— start of DATASET CONTENT —

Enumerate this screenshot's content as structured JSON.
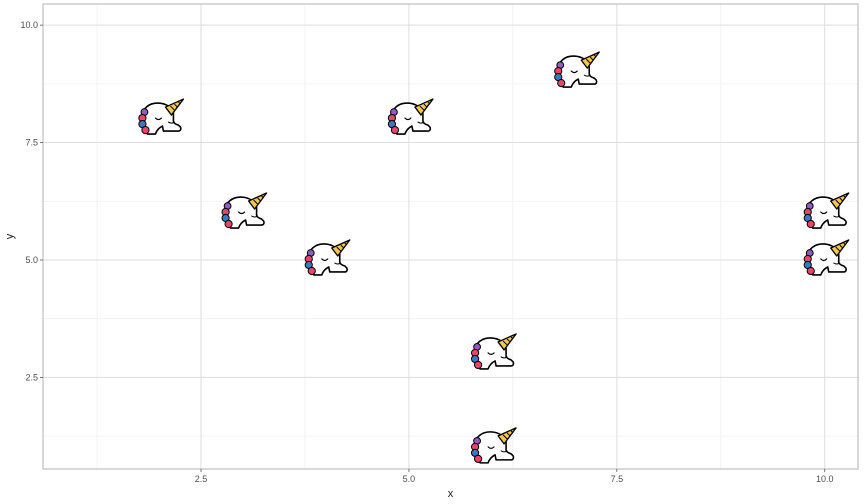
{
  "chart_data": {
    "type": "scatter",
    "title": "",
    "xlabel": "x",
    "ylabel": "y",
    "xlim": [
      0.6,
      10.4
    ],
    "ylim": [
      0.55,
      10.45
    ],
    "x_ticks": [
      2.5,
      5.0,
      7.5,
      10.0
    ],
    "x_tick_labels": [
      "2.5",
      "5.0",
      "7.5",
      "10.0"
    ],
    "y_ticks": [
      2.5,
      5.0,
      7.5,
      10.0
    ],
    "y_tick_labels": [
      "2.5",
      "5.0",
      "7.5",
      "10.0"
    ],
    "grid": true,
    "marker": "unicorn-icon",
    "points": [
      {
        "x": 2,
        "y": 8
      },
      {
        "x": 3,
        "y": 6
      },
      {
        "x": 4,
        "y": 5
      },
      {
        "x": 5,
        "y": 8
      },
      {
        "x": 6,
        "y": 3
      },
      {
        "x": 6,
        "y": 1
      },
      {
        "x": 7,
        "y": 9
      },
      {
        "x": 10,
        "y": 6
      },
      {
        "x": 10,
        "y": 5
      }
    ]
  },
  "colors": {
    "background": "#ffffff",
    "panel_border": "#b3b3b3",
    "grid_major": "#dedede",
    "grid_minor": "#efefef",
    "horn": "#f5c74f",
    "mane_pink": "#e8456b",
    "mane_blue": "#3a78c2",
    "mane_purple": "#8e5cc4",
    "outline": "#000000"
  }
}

— end of DATASET CONTENT —
— start of DATASET CONTENT —

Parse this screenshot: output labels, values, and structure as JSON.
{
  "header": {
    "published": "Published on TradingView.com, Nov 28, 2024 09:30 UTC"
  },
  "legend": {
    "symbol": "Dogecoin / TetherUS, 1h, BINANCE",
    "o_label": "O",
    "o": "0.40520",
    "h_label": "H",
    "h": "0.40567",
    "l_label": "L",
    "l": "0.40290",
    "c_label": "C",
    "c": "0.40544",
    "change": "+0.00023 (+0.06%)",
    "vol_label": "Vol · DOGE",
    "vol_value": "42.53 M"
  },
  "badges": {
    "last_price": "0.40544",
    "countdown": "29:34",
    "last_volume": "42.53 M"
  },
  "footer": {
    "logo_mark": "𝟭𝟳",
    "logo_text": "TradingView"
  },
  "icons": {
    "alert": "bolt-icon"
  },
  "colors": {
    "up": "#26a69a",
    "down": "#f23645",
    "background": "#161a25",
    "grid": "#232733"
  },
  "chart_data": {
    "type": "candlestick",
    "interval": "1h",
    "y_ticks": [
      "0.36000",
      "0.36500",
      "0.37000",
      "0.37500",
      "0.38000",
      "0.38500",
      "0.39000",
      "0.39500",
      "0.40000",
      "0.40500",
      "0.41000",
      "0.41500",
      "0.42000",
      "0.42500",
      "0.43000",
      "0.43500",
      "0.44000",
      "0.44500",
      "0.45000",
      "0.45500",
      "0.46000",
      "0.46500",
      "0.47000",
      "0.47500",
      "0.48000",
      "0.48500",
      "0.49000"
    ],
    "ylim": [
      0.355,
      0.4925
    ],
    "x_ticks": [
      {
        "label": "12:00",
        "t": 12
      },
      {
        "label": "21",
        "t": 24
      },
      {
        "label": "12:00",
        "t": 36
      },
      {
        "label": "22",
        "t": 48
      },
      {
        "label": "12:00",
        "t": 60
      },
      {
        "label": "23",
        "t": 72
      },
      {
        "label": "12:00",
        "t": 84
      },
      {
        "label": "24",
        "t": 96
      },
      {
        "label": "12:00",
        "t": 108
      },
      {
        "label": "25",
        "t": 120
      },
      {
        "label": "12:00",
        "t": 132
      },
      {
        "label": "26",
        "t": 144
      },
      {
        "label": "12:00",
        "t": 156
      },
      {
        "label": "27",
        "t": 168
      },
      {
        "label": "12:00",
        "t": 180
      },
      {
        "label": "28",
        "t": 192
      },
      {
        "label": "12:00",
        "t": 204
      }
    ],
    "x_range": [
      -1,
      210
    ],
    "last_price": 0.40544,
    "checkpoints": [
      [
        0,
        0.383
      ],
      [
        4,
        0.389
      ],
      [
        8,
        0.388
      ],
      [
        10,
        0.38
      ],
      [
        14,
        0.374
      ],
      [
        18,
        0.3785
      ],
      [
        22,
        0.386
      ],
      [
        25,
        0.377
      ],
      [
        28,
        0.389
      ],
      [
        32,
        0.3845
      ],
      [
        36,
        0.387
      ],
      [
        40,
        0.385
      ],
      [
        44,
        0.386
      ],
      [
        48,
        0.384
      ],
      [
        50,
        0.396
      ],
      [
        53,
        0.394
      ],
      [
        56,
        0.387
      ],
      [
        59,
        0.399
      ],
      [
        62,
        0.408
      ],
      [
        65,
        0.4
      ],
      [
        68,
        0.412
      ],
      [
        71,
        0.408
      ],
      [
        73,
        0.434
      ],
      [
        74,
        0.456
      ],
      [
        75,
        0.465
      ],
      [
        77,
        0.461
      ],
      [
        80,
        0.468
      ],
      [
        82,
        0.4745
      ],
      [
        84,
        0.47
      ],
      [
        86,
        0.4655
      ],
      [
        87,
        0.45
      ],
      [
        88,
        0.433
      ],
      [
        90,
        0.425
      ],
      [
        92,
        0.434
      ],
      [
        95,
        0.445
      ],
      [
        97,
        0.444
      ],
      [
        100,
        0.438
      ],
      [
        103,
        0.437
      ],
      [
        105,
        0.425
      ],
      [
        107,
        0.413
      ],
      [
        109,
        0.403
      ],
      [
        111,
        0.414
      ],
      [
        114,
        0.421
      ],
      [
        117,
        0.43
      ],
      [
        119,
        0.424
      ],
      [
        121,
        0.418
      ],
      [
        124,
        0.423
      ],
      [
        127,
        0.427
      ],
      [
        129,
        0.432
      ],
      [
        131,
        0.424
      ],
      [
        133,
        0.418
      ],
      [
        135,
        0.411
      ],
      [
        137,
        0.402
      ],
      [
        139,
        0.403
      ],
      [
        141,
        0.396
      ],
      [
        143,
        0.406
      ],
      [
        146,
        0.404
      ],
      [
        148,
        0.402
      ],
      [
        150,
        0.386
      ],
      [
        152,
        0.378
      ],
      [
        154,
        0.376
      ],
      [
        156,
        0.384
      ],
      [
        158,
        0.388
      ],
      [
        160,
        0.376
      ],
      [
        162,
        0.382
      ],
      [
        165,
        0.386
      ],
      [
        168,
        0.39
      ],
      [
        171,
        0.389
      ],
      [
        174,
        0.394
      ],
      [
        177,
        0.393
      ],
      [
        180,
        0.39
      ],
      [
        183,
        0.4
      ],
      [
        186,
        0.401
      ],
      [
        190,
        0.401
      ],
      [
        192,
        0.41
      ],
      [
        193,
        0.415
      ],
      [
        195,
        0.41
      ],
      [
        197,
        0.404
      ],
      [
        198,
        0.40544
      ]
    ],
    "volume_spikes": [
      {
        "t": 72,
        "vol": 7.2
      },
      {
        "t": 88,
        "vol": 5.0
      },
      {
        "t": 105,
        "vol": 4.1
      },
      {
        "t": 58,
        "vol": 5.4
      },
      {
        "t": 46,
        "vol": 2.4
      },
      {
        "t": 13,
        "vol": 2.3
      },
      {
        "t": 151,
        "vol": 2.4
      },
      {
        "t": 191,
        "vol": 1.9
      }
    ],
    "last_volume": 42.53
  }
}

— end of DATASET CONTENT —
— start of DATASET CONTENT —

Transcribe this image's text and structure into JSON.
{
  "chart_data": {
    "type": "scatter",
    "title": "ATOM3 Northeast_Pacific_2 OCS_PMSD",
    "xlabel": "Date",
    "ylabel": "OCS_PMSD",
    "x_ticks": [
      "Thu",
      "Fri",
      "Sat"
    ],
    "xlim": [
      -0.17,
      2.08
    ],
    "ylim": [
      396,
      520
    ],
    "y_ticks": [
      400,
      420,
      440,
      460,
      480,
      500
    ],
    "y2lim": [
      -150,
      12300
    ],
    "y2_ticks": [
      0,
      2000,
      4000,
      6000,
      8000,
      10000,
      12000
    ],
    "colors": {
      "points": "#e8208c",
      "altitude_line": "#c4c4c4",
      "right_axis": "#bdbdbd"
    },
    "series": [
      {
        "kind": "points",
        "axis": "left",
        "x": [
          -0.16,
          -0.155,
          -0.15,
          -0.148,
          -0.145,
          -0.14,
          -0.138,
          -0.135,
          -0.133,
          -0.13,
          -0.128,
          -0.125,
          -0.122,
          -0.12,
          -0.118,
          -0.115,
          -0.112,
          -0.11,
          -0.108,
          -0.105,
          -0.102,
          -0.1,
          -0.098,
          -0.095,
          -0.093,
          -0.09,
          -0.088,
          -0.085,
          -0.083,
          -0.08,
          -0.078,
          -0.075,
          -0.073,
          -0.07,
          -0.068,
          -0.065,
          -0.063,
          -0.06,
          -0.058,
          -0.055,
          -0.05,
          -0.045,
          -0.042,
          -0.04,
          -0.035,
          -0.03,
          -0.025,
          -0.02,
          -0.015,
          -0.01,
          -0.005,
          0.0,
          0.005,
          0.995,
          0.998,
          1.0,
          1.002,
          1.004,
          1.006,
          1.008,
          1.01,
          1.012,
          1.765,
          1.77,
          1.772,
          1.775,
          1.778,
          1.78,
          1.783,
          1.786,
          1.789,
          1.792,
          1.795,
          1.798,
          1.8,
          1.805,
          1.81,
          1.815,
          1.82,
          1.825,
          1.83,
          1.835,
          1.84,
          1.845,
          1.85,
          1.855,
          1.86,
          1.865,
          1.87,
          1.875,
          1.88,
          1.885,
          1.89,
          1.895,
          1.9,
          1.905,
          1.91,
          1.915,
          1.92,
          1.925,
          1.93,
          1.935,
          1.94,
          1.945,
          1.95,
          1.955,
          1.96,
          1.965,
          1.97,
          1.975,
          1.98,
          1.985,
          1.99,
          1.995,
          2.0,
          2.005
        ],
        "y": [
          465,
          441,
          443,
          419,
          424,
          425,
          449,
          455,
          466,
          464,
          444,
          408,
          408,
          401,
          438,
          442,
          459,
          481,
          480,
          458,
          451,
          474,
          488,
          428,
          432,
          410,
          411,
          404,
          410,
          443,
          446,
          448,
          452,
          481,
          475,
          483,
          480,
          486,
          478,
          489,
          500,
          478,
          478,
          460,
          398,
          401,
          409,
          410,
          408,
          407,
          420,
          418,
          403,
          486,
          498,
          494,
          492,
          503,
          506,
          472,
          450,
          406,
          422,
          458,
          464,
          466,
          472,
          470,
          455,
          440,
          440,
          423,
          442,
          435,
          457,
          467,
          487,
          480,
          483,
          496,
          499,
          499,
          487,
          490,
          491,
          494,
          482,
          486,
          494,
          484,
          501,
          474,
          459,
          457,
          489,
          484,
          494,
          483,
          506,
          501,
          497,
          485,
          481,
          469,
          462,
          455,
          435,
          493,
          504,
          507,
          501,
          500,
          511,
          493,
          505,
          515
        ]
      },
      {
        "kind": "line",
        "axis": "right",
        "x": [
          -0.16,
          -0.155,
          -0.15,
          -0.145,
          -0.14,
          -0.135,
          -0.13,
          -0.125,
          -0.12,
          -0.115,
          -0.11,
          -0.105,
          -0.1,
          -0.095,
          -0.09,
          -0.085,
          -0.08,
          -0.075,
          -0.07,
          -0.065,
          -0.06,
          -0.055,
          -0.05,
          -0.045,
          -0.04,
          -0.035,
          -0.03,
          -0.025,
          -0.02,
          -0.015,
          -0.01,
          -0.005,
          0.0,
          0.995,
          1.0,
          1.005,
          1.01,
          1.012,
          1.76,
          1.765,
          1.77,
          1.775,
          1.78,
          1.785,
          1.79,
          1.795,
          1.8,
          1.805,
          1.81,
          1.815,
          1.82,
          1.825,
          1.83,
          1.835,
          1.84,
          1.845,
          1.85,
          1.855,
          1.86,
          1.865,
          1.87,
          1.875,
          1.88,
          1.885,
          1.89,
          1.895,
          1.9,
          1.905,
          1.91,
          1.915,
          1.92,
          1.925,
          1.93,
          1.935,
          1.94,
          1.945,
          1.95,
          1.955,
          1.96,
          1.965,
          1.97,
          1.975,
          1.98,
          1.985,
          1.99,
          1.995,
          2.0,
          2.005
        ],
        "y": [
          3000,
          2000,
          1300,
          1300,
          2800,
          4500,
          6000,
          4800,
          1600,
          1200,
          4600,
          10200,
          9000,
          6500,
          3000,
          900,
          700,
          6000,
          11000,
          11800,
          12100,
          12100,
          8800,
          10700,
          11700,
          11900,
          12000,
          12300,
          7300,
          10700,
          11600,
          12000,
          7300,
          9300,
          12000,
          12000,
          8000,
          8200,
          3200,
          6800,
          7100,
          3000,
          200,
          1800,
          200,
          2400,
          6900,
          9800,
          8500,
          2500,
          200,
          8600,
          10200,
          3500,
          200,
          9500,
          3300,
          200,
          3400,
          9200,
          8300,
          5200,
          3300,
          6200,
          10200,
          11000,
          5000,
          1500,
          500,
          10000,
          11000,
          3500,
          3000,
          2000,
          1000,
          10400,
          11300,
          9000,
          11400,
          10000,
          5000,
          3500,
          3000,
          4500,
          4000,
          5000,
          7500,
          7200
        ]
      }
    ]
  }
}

— end of DATASET CONTENT —

#### [WORK INSTRUCTIONS]
Filter the listing above by the word "title"; copy each line that passes.

#### [OUTPUT OF THE TASK]
    "title": "",
    "title": "ATOM3 Northeast_Pacific_2 OCS_PMSD",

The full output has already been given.